Records about charts and figures
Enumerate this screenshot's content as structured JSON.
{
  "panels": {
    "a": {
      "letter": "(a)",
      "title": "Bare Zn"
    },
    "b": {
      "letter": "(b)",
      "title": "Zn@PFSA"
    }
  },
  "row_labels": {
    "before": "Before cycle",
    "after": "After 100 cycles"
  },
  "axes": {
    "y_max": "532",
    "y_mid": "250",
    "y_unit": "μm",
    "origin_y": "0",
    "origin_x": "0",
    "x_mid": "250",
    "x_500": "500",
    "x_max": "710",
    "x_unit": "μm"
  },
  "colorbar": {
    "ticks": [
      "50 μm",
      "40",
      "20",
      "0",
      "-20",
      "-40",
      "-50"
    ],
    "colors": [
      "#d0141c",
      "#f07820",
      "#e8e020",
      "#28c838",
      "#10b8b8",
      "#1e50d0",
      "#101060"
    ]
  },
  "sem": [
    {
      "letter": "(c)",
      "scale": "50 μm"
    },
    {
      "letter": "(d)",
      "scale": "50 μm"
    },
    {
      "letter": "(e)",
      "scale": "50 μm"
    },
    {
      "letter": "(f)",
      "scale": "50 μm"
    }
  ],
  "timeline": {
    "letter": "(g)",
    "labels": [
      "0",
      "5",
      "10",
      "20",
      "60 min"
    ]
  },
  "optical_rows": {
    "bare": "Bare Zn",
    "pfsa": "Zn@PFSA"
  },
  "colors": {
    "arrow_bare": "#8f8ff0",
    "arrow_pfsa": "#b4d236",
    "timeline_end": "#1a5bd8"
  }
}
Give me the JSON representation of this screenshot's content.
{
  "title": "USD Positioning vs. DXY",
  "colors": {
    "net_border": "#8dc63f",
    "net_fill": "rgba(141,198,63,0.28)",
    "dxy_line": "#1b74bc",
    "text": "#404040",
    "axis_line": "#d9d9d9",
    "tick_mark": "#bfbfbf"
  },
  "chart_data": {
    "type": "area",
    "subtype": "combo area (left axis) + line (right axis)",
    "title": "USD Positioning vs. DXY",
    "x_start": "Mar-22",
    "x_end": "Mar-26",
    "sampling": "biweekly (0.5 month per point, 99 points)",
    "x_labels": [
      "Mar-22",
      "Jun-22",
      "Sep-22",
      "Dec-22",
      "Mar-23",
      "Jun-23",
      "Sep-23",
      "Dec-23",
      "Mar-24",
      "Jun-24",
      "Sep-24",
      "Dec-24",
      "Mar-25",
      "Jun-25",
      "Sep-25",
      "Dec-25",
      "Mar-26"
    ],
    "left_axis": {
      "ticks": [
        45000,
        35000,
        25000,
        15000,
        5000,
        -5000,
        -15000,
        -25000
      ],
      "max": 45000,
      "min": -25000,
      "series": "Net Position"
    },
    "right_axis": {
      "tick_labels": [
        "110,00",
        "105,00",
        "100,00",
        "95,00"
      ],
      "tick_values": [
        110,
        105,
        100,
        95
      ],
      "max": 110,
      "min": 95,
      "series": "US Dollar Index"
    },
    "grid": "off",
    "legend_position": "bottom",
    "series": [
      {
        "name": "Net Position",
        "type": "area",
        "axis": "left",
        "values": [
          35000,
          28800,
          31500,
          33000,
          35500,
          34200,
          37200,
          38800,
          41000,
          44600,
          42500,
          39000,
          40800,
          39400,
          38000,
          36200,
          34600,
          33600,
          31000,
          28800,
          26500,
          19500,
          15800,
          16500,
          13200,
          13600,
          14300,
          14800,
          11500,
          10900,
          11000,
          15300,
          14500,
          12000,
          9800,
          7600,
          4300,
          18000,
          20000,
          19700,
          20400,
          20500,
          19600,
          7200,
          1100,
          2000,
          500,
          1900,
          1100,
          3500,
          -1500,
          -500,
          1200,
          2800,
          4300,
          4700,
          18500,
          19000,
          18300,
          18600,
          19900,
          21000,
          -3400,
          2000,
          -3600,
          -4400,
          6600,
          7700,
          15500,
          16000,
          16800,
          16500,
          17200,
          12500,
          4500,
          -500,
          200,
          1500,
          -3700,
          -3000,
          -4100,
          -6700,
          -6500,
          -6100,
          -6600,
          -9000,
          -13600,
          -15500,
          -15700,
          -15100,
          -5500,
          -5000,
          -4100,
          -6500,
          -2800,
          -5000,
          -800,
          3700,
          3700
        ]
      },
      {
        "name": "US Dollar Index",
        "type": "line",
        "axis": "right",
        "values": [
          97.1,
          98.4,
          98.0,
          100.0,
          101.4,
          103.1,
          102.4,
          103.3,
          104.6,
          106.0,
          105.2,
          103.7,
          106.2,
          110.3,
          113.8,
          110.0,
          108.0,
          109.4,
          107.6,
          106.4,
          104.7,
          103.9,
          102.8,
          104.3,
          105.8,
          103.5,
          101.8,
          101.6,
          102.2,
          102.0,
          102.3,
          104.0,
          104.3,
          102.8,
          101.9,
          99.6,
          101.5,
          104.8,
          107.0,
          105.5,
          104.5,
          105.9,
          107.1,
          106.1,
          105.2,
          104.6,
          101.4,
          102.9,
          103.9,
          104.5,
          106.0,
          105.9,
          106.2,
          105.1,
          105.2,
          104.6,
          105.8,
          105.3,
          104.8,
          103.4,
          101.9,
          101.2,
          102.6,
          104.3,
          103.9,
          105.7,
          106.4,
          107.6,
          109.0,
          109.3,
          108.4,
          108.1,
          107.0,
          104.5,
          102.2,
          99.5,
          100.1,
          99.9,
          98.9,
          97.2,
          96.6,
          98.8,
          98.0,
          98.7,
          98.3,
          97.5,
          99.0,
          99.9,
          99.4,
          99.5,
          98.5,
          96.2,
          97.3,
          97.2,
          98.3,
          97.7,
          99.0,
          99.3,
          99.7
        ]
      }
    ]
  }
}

*Goal*
Each record should come back exactly as written.

*Correct response*
Enumerate this screenshot's content as structured JSON.
{
  "panels": {
    "a": {
      "letter": "(a)",
      "title": "Bare Zn"
    },
    "b": {
      "letter": "(b)",
      "title": "Zn@PFSA"
    }
  },
  "row_labels": {
    "before": "Before cycle",
    "after": "After 100 cycles"
  },
  "axes": {
    "y_max": "532",
    "y_mid": "250",
    "y_unit": "μm",
    "origin_y": "0",
    "origin_x": "0",
    "x_mid": "250",
    "x_500": "500",
    "x_max": "710",
    "x_unit": "μm"
  },
  "colorbar": {
    "ticks": [
      "50 μm",
      "40",
      "20",
      "0",
      "-20",
      "-40",
      "-50"
    ],
    "colors": [
      "#d0141c",
      "#f07820",
      "#e8e020",
      "#28c838",
      "#10b8b8",
      "#1e50d0",
      "#101060"
    ]
  },
  "sem": [
    {
      "letter": "(c)",
      "scale": "50 μm"
    },
    {
      "letter": "(d)",
      "scale": "50 μm"
    },
    {
      "letter": "(e)",
      "scale": "50 μm"
    },
    {
      "letter": "(f)",
      "scale": "50 μm"
    }
  ],
  "timeline": {
    "letter": "(g)",
    "labels": [
      "0",
      "5",
      "10",
      "20",
      "60 min"
    ]
  },
  "optical_rows": {
    "bare": "Bare Zn",
    "pfsa": "Zn@PFSA"
  },
  "colors": {
    "arrow_bare": "#8f8ff0",
    "arrow_pfsa": "#b4d236",
    "timeline_end": "#1a5bd8"
  }
}
Give me the JSON representation of this screenshot's content.
{
  "title": "USD Positioning vs. DXY",
  "colors": {
    "net_border": "#8dc63f",
    "net_fill": "rgba(141,198,63,0.28)",
    "dxy_line": "#1b74bc",
    "text": "#404040",
    "axis_line": "#d9d9d9",
    "tick_mark": "#bfbfbf"
  },
  "chart_data": {
    "type": "area",
    "subtype": "combo area (left axis) + line (right axis)",
    "title": "USD Positioning vs. DXY",
    "x_start": "Mar-22",
    "x_end": "Mar-26",
    "sampling": "biweekly (0.5 month per point, 99 points)",
    "x_labels": [
      "Mar-22",
      "Jun-22",
      "Sep-22",
      "Dec-22",
      "Mar-23",
      "Jun-23",
      "Sep-23",
      "Dec-23",
      "Mar-24",
      "Jun-24",
      "Sep-24",
      "Dec-24",
      "Mar-25",
      "Jun-25",
      "Sep-25",
      "Dec-25",
      "Mar-26"
    ],
    "left_axis": {
      "ticks": [
        45000,
        35000,
        25000,
        15000,
        5000,
        -5000,
        -15000,
        -25000
      ],
      "max": 45000,
      "min": -25000,
      "series": "Net Position"
    },
    "right_axis": {
      "tick_labels": [
        "110,00",
        "105,00",
        "100,00",
        "95,00"
      ],
      "tick_values": [
        110,
        105,
        100,
        95
      ],
      "max": 110,
      "min": 95,
      "series": "US Dollar Index"
    },
    "grid": "off",
    "legend_position": "bottom",
    "series": [
      {
        "name": "Net Position",
        "type": "area",
        "axis": "left",
        "values": [
          35000,
          28800,
          31500,
          33000,
          35500,
          34200,
          37200,
          38800,
          41000,
          44600,
          42500,
          39000,
          40800,
          39400,
          38000,
          36200,
          34600,
          33600,
          31000,
          28800,
          26500,
          19500,
          15800,
          16500,
          13200,
          13600,
          14300,
          14800,
          11500,
          10900,
          11000,
          15300,
          14500,
          12000,
          9800,
          7600,
          4300,
          18000,
          20000,
          19700,
          20400,
          20500,
          19600,
          7200,
          1100,
          2000,
          500,
          1900,
          1100,
          3500,
          -1500,
          -500,
          1200,
          2800,
          4300,
          4700,
          18500,
          19000,
          18300,
          18600,
          19900,
          21000,
          -3400,
          2000,
          -3600,
          -4400,
          6600,
          7700,
          15500,
          16000,
          16800,
          16500,
          17200,
          12500,
          4500,
          -500,
          200,
          1500,
          -3700,
          -3000,
          -4100,
          -6700,
          -6500,
          -6100,
          -6600,
          -9000,
          -13600,
          -15500,
          -15700,
          -15100,
          -5500,
          -5000,
          -4100,
          -6500,
          -2800,
          -5000,
          -800,
          3700,
          3700
        ]
      },
      {
        "name": "US Dollar Index",
        "type": "line",
        "axis": "right",
        "values": [
          97.1,
          98.4,
          98.0,
          100.0,
          101.4,
          103.1,
          102.4,
          103.3,
          104.6,
          106.0,
          105.2,
          103.7,
          106.2,
          110.3,
          113.8,
          110.0,
          108.0,
          109.4,
          107.6,
          106.4,
          104.7,
          103.9,
          102.8,
          104.3,
          105.8,
          103.5,
          101.8,
          101.6,
          102.2,
          102.0,
          102.3,
          104.0,
          104.3,
          102.8,
          101.9,
          99.6,
          101.5,
          104.8,
          107.0,
          105.5,
          104.5,
          105.9,
          107.1,
          106.1,
          105.2,
          104.6,
          101.4,
          102.9,
          103.9,
          104.5,
          106.0,
          105.9,
          106.2,
          105.1,
          105.2,
          104.6,
          105.8,
          105.3,
          104.8,
          103.4,
          101.9,
          101.2,
          102.6,
          104.3,
          103.9,
          105.7,
          106.4,
          107.6,
          109.0,
          109.3,
          108.4,
          108.1,
          107.0,
          104.5,
          102.2,
          99.5,
          100.1,
          99.9,
          98.9,
          97.2,
          96.6,
          98.8,
          98.0,
          98.7,
          98.3,
          97.5,
          99.0,
          99.9,
          99.4,
          99.5,
          98.5,
          96.2,
          97.3,
          97.2,
          98.3,
          97.7,
          99.0,
          99.3,
          99.7
        ]
      }
    ]
  }
}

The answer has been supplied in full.